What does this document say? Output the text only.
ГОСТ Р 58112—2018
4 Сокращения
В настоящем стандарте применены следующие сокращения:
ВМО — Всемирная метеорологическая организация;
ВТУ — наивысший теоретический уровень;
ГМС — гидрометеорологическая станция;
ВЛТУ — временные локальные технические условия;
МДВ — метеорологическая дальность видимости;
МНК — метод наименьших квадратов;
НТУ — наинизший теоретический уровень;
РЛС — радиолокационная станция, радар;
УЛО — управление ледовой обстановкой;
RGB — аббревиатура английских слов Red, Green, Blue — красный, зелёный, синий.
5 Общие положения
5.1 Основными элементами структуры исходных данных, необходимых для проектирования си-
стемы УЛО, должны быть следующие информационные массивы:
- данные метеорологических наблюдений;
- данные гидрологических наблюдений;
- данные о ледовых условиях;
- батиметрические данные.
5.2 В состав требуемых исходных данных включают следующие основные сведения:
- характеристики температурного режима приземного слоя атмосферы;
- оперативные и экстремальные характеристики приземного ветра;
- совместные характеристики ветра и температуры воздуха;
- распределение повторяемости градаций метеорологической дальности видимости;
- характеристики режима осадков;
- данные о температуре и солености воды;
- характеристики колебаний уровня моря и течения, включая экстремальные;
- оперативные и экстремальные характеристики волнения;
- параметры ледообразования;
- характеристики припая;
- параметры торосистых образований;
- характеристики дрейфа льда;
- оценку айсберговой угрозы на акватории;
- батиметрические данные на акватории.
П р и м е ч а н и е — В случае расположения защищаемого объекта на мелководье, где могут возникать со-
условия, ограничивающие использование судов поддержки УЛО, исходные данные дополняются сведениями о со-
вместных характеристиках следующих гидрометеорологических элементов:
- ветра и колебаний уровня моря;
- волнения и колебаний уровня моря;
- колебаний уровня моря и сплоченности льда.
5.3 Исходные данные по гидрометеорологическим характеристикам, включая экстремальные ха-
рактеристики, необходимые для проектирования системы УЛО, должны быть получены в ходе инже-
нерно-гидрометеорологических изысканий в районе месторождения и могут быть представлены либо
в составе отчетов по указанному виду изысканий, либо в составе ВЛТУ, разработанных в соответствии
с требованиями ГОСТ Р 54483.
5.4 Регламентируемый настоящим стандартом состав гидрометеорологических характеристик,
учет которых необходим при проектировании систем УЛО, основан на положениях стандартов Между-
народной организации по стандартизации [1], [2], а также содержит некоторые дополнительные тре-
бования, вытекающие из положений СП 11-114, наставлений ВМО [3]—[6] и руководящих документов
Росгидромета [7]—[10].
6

◆ ◆ ◆ ◆ ◆ ◆ ◆

## [Work required]
Using the entries above, tally how many lines have the word "гидрометеорологических" in them; write the number and nothing more.

## [Task result]
3